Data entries

— BEGIN —

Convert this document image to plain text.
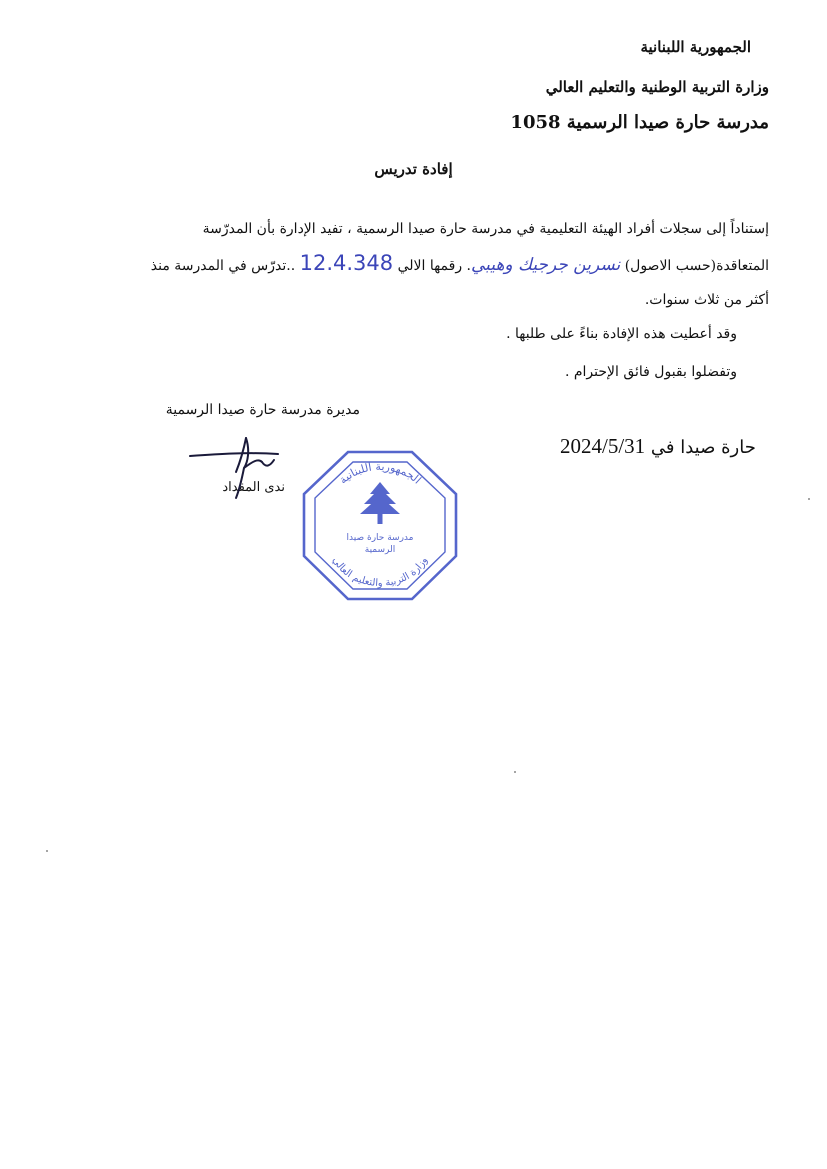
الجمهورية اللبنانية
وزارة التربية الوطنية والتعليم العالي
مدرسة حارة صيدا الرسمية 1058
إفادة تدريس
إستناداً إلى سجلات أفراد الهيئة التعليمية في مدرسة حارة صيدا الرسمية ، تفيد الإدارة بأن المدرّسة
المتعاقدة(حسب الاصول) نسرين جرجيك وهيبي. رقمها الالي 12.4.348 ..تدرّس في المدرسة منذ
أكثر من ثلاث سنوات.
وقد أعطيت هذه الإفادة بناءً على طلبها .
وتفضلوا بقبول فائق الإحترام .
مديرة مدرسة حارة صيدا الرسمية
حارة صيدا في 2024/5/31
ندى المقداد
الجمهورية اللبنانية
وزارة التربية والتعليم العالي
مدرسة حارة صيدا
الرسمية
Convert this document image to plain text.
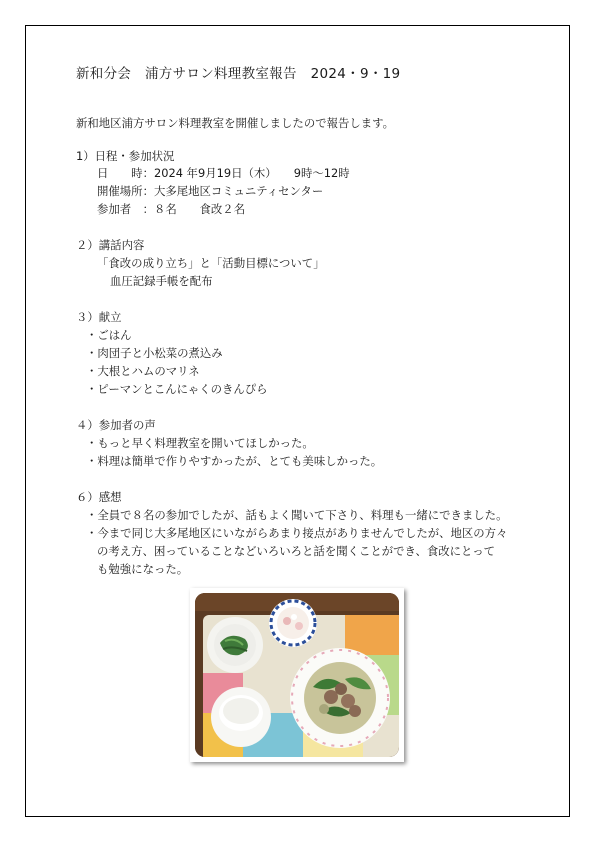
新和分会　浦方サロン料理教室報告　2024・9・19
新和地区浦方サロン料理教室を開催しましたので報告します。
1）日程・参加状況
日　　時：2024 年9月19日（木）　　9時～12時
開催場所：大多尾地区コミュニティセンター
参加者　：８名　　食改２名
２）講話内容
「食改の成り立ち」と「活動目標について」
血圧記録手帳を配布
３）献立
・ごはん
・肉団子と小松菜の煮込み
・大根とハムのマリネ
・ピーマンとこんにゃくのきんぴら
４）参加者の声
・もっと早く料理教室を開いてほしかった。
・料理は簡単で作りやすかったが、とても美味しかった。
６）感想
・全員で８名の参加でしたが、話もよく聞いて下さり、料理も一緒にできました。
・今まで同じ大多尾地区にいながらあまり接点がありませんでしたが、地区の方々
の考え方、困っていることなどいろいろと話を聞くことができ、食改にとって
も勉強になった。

— END —

▶ _TO BE DONE_:
Pull out every line above that holds the word "والتعليم".

▶ _THE SOLUTION_:
وزارة التربية الوطنية والتعليم العالي
وزارة التربية والتعليم العالي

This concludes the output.